## Task description
Nothing but the lines from the one containing "Extract the structured" through the last line should be written out, please, exactly as they stand.

## Records for the exercise
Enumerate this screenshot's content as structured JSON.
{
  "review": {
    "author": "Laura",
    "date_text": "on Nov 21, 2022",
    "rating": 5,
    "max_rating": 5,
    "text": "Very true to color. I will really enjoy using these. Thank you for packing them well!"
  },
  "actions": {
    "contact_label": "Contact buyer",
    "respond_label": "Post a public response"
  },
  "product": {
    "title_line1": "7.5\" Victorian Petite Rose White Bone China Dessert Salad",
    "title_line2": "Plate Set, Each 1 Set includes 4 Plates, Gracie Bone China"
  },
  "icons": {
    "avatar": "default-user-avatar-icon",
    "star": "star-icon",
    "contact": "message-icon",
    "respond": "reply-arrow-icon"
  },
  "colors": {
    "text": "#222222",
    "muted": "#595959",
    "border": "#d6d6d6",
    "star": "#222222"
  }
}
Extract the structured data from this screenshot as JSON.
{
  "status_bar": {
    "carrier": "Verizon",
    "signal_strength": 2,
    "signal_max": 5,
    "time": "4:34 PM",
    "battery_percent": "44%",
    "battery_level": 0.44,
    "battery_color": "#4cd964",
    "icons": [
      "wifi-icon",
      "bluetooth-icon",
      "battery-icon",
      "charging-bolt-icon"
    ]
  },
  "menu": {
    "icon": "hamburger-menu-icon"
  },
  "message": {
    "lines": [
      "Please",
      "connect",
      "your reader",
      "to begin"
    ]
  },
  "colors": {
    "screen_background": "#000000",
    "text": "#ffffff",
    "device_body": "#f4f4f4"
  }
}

## Completed task
Extract the structured data from this screenshot as JSON.
{
  "status_bar": {
    "carrier": "Verizon",
    "signal_strength": 2,
    "signal_max": 5,
    "time": "4:34 PM",
    "battery_percent": "44%",
    "battery_level": 0.44,
    "battery_color": "#4cd964",
    "icons": [
      "wifi-icon",
      "bluetooth-icon",
      "battery-icon",
      "charging-bolt-icon"
    ]
  },
  "menu": {
    "icon": "hamburger-menu-icon"
  },
  "message": {
    "lines": [
      "Please",
      "connect",
      "your reader",
      "to begin"
    ]
  },
  "colors": {
    "screen_background": "#000000",
    "text": "#ffffff",
    "device_body": "#f4f4f4"
  }
}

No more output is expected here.